* 引用段落
──────

判断一个二叉树是否为BST
BST 二叉搜索树,若左子树不空,左子树的所有节点的值小于根节点的值,若右子树不空,右子树的所有节点的值大于根节点的值,左右子树分别也为 BST
递归实现,faster than 100%
/**
* Definition for a binary tree node.
* function TreeNode(val) {
* this.val = val;
* this.left = this.right = null;
* }
*/
/**
* @param {TreeNode} root
* @return {boolean}
*/
var isValidBST = function(root) {
return solver(root, null, null)
};
var solver = function(root, h, l){
if(root === null) return true
if((h !== null && root.val >= h) || (l !== null && root.val <= l)) return false
return solver(root.left, root.val, l) && solver(root.right, h, root.val)
}
利用二叉树的中序遍历实现,faster than 21%
var isValidBST = function(root) {
var res = inorderTraversal(root)
for(var i = 0; i < res.length; i++){
if(res[i] >= res[i + 1]) return false
}
return true
};
var inorderTraversal = function(root){
var res = []
var stack = []
while (root !== null || stack.length !== 0){
if (root !== null){
stack.push(root)
root = root.left
} else{
root = stack.pop()
res.push(root.val)
root = root.right
}
}
return res
}

──────

* 显示信息
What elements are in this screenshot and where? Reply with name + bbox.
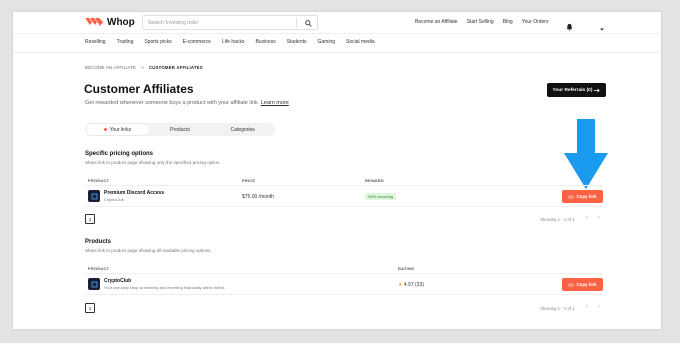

──────

* 指令 1
请列出引用段落的代码中以 var 定义的全部函数名称，重复出现的名称只写一次。
* 指令 2
把引用段落里从“for(var i = 0;”到“root = stack.pop()”的那一段原样复制下来。
清单与引用段落毫无关联。

* 完整输出 1
isValidBST、solver、inorderTraversal

* 完整输出 2
for(var i = 0; i < res.length; i++){
if(res[i] >= res[i + 1]) return false
}
return true
};
var inorderTraversal = function(root){
var res = []
var stack = []
while (root !== null || stack.length !== 0){
if (root !== null){
stack.push(root)
root = root.left
} else{
root = stack.pop()